Indi diede loro suoi ordini, e disse loro: Io sono per raccogliermi alla mia gente: seppellitemi presso ai miei padri, nella grotta situata nel campo dell’hhitteo Efròn.
Nella grotta situata nel campo di Machpelà, ch’è dirimpetto a Mamrè, nella terra di Cànaan; campo che Abramo comprò dall’hhitteo Efròn, in possessione ad uso di cimitero.
Ivi seppellirono Abramo, e Sara sua moglie; ivi hanno seppellito Isacco e Rebecca sua moglie; ed ivi ho sepolto Leà.
L’acquisto del campo, e della grotta in esso situata, fu fatto col consenso degli Hhittei.
Giacobbe, terminato di dare gli ordini ai suoi figli, ritirò i piedi dentro del letto, indi spirò, e si raccolse alla sua gente.
Chapter 50
Giuseppe, gittatosi sulla faccia di suo padre, pianse sopra il suo corpo e lo baciò.
Indi Giuseppe comandò ai medici che aveva al suo servigio, d’imbalsamare suo padre; e i medici imbalsamarono Israel.
Impiegaronsi per lui quaranta dì, tale essendo il tempo in cui si compie l’imbalsamazione; e gli Egizi lo piansero per settanta giorni [cioè durante l’imbalsamazione, e trenta giorni dopo].
Passato il tempo del piangerlo, Giuseppe parlò alla famiglia di Faraone, con dire: Se pure ho incontrato grazia appo voi, esponete deh! a Faraone ciò che segue:
Mio padre mi fece giurare, dicendomi: Io son per morire: seppelliscimi nella sepoltura che mi sono scavato nella terra di Cànaan. - Permetti quindi ch’io vada a seppellir mio padre, indi ritorni.
E Faraone disse: Va a seppellir tuo padre, com’egli ti fece giurare.
Giuseppe andò a seppellir suo padre, e andarono con lui tutt’i ministri di Faraone, anziani della sua casa, e tutti gli anziani del paese d’Egitto.
Come pure tutta la famiglia di Giuseppe, i suoi fratelli, e la casa paterna. Soltanto la loro tenera prole, ed il loro minuto e grosso bestiame lasciarono nel paese di Gòscen.
Andarono con lui anche cocchi ed anche cavalieri, cosicchè la comitiva fu numerosa assai.
Arrivati all’aja (detta) dell’Atàd [degli spini], situata passato il Giordano, fecero ivi esequie grandi e solenni assai. Egli fece a suo padre un lutto di sette giorni.
I Cananei, abitanti del paese, vedendo il lutto nell’aja dell’Atàd, dissero: Egli è questo un grave lutto per gli Egizi. Ond’è ch’il luogo fu denominato Avèl-Missraim, il quale si trova passato il Giordano [cioè nella Cananea].
I suoi figli gli fecero appunto com’egli avea loro comandato.
I suoi figli cioè lo trasportarono nella terra di Cànaan, e lo seppellirono nella grotta del campo di Machpelà: campo che Abramo comprò dall’hhitteo Efròn in possessione ad uso di sepoltura, situato dirimpetto a Mamrè.

__CONSEGNE DELL’ESERCIZIO__
1. Riporta il passo del testo sulla sepoltura di Giacobbe che va da «Passato il tempo» fino a «padre, indi ritorni.» compreso.
2. Nel testo sulla sepoltura di Giacobbe, per quanti giorni lo piansero gli Egizi?
3. Elenca tutte le persone che, secondo il testo sulla sepoltura di Giacobbe, erano già state sepolte nella grotta del campo di Machpelà.

(Dati di segmentazione della pagina)

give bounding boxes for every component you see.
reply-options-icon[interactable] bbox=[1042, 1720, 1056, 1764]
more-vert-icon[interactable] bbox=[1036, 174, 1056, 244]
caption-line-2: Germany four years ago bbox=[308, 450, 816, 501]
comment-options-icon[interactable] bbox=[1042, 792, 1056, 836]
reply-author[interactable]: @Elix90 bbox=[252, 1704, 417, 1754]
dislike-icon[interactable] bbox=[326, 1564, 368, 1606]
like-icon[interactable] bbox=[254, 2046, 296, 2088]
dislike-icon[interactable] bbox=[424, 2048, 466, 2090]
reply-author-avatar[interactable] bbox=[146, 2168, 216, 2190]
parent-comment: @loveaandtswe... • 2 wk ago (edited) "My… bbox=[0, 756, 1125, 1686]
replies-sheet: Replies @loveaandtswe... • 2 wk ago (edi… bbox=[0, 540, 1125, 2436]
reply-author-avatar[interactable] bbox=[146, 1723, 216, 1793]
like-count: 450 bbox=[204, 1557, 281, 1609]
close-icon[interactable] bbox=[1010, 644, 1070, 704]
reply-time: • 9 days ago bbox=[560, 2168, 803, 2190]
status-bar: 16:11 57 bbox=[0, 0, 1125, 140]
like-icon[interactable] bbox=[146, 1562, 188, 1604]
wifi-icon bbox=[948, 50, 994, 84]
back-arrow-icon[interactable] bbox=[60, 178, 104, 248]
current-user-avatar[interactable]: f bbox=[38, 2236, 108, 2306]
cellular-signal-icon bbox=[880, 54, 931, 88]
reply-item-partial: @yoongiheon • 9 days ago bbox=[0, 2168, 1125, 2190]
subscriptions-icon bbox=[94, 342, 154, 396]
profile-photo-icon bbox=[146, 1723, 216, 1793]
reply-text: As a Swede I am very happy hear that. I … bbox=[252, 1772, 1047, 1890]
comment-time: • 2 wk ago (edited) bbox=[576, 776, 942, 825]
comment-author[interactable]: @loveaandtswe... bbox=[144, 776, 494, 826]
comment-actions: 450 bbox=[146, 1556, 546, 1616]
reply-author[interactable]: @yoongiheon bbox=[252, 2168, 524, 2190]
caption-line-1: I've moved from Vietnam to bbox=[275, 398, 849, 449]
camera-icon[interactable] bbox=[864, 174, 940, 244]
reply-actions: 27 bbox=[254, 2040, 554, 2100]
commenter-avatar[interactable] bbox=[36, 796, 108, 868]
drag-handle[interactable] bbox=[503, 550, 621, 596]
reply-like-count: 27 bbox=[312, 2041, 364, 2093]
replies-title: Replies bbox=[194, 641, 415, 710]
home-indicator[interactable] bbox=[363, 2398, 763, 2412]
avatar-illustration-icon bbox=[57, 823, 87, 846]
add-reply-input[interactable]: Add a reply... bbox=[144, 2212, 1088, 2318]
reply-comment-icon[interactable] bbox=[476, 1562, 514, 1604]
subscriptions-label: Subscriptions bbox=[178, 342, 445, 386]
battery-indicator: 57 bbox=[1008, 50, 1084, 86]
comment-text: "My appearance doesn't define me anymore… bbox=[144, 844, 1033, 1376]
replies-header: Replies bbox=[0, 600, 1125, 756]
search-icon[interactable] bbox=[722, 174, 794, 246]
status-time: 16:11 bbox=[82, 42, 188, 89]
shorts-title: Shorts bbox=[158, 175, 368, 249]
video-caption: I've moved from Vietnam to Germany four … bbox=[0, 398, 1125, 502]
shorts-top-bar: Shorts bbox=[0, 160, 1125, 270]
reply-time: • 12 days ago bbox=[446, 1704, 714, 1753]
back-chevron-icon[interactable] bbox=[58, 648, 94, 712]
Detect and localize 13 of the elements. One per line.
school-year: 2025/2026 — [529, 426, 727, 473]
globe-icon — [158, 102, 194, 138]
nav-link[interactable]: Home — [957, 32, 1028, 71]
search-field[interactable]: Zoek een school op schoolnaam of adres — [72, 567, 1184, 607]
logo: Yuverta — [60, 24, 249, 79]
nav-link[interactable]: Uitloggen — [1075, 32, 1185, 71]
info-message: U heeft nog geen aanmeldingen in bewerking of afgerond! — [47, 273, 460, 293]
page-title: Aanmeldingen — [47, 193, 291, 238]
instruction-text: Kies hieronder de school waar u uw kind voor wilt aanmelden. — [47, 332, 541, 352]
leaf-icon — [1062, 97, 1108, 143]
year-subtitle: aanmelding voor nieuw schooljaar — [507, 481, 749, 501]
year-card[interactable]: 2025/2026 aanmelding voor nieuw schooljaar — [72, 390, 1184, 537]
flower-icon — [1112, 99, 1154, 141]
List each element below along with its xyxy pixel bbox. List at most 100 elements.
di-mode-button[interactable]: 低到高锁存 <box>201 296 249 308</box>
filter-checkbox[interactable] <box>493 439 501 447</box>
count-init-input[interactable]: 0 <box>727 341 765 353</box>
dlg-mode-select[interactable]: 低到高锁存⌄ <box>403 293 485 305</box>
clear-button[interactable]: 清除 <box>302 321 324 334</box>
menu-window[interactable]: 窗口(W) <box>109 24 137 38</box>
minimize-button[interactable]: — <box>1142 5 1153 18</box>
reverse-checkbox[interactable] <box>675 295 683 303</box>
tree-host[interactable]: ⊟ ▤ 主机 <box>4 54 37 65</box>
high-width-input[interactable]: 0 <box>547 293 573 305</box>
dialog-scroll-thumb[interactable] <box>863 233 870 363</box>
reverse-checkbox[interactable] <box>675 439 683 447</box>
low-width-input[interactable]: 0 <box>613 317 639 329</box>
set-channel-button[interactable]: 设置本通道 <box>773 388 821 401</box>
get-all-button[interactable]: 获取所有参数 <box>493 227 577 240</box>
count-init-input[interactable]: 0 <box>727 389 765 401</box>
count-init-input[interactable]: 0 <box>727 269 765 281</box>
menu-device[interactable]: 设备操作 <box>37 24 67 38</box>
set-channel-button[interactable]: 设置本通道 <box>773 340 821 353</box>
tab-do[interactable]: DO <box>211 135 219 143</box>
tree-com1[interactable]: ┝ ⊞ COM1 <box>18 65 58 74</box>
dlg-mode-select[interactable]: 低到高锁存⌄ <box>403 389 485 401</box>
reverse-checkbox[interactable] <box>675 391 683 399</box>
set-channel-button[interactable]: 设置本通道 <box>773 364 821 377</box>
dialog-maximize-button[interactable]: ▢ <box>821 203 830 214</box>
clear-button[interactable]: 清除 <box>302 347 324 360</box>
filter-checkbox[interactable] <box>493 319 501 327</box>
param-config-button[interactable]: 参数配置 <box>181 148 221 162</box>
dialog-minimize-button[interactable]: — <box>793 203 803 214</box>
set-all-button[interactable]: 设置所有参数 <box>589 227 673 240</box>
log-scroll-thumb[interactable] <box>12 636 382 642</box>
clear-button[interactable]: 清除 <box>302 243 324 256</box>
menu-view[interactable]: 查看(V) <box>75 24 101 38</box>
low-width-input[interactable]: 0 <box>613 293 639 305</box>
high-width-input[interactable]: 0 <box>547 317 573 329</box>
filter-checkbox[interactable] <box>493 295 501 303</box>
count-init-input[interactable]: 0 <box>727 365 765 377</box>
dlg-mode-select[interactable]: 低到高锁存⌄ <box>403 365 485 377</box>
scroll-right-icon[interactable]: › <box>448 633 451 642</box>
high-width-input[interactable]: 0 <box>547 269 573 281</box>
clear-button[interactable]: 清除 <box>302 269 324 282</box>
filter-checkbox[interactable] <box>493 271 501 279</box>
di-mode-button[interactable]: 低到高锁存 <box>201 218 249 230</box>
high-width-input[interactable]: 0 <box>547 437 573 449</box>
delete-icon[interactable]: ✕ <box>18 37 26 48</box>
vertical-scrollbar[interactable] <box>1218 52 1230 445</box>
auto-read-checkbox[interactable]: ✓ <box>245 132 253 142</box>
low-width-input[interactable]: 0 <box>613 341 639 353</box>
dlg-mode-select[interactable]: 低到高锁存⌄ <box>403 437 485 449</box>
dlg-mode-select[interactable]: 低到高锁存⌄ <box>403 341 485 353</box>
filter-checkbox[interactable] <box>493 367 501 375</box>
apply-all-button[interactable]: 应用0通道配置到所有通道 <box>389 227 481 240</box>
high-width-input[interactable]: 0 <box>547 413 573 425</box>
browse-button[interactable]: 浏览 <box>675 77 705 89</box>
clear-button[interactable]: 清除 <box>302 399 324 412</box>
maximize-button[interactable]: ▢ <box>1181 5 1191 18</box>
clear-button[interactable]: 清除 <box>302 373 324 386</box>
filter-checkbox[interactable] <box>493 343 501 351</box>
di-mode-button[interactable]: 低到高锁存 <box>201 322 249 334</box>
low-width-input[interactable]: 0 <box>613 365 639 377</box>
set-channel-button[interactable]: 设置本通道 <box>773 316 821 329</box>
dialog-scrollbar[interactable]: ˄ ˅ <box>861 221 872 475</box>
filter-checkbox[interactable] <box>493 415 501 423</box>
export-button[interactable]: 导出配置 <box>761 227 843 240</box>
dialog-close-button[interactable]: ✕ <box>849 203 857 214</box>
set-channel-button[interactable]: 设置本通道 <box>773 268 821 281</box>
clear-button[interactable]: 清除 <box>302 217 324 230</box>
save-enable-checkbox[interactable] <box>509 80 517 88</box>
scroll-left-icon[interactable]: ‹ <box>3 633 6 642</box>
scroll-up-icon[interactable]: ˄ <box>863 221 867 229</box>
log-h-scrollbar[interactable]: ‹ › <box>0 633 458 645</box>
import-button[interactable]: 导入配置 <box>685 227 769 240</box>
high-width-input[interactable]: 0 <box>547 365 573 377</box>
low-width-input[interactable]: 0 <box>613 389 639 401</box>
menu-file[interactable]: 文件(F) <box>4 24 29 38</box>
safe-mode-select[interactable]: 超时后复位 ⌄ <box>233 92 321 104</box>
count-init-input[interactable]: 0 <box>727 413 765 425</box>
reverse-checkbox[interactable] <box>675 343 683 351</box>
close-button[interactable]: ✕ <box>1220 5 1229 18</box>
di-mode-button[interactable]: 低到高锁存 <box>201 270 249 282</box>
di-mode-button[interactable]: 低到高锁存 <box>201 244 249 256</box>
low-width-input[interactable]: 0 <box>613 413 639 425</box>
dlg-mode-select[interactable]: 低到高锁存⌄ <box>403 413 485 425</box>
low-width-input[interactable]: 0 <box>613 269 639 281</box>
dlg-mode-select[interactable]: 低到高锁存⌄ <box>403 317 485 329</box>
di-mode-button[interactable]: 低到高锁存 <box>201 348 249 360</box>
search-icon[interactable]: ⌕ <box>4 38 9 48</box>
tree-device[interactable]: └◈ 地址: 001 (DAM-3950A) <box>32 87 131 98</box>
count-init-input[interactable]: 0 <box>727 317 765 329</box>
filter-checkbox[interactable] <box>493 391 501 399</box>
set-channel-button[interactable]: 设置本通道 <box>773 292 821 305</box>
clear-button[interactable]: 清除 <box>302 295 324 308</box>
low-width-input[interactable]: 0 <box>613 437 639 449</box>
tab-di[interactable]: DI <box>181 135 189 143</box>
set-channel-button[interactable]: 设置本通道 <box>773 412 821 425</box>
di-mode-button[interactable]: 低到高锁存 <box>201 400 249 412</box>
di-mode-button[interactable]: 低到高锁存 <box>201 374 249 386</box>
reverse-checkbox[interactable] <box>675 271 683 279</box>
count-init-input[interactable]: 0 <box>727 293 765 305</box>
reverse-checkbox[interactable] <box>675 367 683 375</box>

__RISPOSTE PER PUNTO__
1.
Passato il tempo del piangerlo, Giuseppe parlò alla famiglia di Faraone, con dire: Se pure ho incontrato grazia appo voi, esponete deh! a Faraone ciò che segue:
Mio padre mi fece giurare, dicendomi: Io son per morire: seppelliscimi nella sepoltura che mi sono scavato nella terra di Cànaan. - Permetti quindi ch’io vada a seppellir mio padre, indi ritorni.

2. Per settanta giorni.

3. Abramo, Sara, Isacco, Rebecca, Leà